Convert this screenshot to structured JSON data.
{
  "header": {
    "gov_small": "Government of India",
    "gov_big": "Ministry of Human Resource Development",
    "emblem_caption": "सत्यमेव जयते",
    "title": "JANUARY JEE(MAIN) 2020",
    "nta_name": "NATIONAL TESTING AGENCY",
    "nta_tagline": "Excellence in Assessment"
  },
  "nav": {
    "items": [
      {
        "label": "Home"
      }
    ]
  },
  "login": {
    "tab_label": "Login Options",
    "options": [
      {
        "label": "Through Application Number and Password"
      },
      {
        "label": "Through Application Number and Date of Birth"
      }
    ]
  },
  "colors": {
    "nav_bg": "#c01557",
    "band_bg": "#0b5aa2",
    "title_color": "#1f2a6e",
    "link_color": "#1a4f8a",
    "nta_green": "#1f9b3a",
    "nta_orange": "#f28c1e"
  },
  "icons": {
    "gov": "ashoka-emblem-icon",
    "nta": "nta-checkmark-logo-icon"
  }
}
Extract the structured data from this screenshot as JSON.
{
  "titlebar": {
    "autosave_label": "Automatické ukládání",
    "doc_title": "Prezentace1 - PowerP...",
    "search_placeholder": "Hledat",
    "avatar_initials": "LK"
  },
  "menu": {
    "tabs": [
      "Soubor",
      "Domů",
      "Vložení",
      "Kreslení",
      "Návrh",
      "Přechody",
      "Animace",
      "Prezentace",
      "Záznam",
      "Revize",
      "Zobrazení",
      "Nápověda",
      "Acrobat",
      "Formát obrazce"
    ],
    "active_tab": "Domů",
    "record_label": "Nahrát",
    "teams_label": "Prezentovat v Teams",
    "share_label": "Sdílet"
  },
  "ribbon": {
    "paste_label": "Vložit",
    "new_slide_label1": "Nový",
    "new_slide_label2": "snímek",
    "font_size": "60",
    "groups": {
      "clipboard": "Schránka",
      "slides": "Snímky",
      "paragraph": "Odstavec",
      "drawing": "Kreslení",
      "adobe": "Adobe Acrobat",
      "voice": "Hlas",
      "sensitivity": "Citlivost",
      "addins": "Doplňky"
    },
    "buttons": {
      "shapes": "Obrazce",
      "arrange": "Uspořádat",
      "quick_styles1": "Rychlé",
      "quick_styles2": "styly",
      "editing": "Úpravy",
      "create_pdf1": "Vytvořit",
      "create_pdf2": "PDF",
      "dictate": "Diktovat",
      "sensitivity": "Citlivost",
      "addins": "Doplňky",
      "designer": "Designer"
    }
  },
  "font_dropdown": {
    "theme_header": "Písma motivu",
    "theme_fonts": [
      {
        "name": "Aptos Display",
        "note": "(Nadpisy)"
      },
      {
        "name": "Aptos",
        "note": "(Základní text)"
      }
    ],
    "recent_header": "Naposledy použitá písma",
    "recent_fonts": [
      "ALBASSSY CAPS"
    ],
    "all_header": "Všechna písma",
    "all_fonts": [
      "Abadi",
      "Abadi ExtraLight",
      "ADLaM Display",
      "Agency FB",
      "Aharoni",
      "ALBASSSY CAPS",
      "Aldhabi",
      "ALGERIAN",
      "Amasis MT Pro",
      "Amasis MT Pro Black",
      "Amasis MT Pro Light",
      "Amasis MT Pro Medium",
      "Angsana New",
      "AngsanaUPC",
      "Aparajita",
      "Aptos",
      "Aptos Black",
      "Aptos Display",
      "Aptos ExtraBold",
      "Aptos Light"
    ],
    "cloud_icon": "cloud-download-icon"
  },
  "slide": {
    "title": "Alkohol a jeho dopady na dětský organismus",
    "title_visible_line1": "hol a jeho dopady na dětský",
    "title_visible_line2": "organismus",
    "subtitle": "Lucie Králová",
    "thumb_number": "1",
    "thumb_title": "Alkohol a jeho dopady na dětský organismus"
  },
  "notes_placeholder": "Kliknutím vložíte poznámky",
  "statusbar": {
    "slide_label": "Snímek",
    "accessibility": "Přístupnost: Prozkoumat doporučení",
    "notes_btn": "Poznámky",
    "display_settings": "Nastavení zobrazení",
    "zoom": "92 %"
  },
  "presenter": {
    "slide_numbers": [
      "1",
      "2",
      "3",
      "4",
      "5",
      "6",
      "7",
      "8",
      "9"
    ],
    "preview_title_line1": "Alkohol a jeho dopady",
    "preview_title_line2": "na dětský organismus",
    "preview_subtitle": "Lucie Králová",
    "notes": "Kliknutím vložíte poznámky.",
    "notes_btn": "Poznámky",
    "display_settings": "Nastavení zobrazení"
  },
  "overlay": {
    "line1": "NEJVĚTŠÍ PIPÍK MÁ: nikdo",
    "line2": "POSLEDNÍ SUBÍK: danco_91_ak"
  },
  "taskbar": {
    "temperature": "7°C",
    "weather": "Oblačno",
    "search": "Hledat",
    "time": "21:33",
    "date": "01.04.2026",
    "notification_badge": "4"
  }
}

————

THE TASK:
Take the material above and return all of it exactly.

RIGHT ANSWER:
Convert this screenshot to structured JSON data.
{
  "header": {
    "gov_small": "Government of India",
    "gov_big": "Ministry of Human Resource Development",
    "emblem_caption": "सत्यमेव जयते",
    "title": "JANUARY JEE(MAIN) 2020",
    "nta_name": "NATIONAL TESTING AGENCY",
    "nta_tagline": "Excellence in Assessment"
  },
  "nav": {
    "items": [
      {
        "label": "Home"
      }
    ]
  },
  "login": {
    "tab_label": "Login Options",
    "options": [
      {
        "label": "Through Application Number and Password"
      },
      {
        "label": "Through Application Number and Date of Birth"
      }
    ]
  },
  "colors": {
    "nav_bg": "#c01557",
    "band_bg": "#0b5aa2",
    "title_color": "#1f2a6e",
    "link_color": "#1a4f8a",
    "nta_green": "#1f9b3a",
    "nta_orange": "#f28c1e"
  },
  "icons": {
    "gov": "ashoka-emblem-icon",
    "nta": "nta-checkmark-logo-icon"
  }
}
Extract the structured data from this screenshot as JSON.
{
  "titlebar": {
    "autosave_label": "Automatické ukládání",
    "doc_title": "Prezentace1 - PowerP...",
    "search_placeholder": "Hledat",
    "avatar_initials": "LK"
  },
  "menu": {
    "tabs": [
      "Soubor",
      "Domů",
      "Vložení",
      "Kreslení",
      "Návrh",
      "Přechody",
      "Animace",
      "Prezentace",
      "Záznam",
      "Revize",
      "Zobrazení",
      "Nápověda",
      "Acrobat",
      "Formát obrazce"
    ],
    "active_tab": "Domů",
    "record_label": "Nahrát",
    "teams_label": "Prezentovat v Teams",
    "share_label": "Sdílet"
  },
  "ribbon": {
    "paste_label": "Vložit",
    "new_slide_label1": "Nový",
    "new_slide_label2": "snímek",
    "font_size": "60",
    "groups": {
      "clipboard": "Schránka",
      "slides": "Snímky",
      "paragraph": "Odstavec",
      "drawing": "Kreslení",
      "adobe": "Adobe Acrobat",
      "voice": "Hlas",
      "sensitivity": "Citlivost",
      "addins": "Doplňky"
    },
    "buttons": {
      "shapes": "Obrazce",
      "arrange": "Uspořádat",
      "quick_styles1": "Rychlé",
      "quick_styles2": "styly",
      "editing": "Úpravy",
      "create_pdf1": "Vytvořit",
      "create_pdf2": "PDF",
      "dictate": "Diktovat",
      "sensitivity": "Citlivost",
      "addins": "Doplňky",
      "designer": "Designer"
    }
  },
  "font_dropdown": {
    "theme_header": "Písma motivu",
    "theme_fonts": [
      {
        "name": "Aptos Display",
        "note": "(Nadpisy)"
      },
      {
        "name": "Aptos",
        "note": "(Základní text)"
      }
    ],
    "recent_header": "Naposledy použitá písma",
    "recent_fonts": [
      "ALBASSSY CAPS"
    ],
    "all_header": "Všechna písma",
    "all_fonts": [
      "Abadi",
      "Abadi ExtraLight",
      "ADLaM Display",
      "Agency FB",
      "Aharoni",
      "ALBASSSY CAPS",
      "Aldhabi",
      "ALGERIAN",
      "Amasis MT Pro",
      "Amasis MT Pro Black",
      "Amasis MT Pro Light",
      "Amasis MT Pro Medium",
      "Angsana New",
      "AngsanaUPC",
      "Aparajita",
      "Aptos",
      "Aptos Black",
      "Aptos Display",
      "Aptos ExtraBold",
      "Aptos Light"
    ],
    "cloud_icon": "cloud-download-icon"
  },
  "slide": {
    "title": "Alkohol a jeho dopady na dětský organismus",
    "title_visible_line1": "hol a jeho dopady na dětský",
    "title_visible_line2": "organismus",
    "subtitle": "Lucie Králová",
    "thumb_number": "1",
    "thumb_title": "Alkohol a jeho dopady na dětský organismus"
  },
  "notes_placeholder": "Kliknutím vložíte poznámky",
  "statusbar": {
    "slide_label": "Snímek",
    "accessibility": "Přístupnost: Prozkoumat doporučení",
    "notes_btn": "Poznámky",
    "display_settings": "Nastavení zobrazení",
    "zoom": "92 %"
  },
  "presenter": {
    "slide_numbers": [
      "1",
      "2",
      "3",
      "4",
      "5",
      "6",
      "7",
      "8",
      "9"
    ],
    "preview_title_line1": "Alkohol a jeho dopady",
    "preview_title_line2": "na dětský organismus",
    "preview_subtitle": "Lucie Králová",
    "notes": "Kliknutím vložíte poznámky.",
    "notes_btn": "Poznámky",
    "display_settings": "Nastavení zobrazení"
  },
  "overlay": {
    "line1": "NEJVĚTŠÍ PIPÍK MÁ: nikdo",
    "line2": "POSLEDNÍ SUBÍK: danco_91_ak"
  },
  "taskbar": {
    "temperature": "7°C",
    "weather": "Oblačno",
    "search": "Hledat",
    "time": "21:33",
    "date": "01.04.2026",
    "notification_badge": "4"
  }
}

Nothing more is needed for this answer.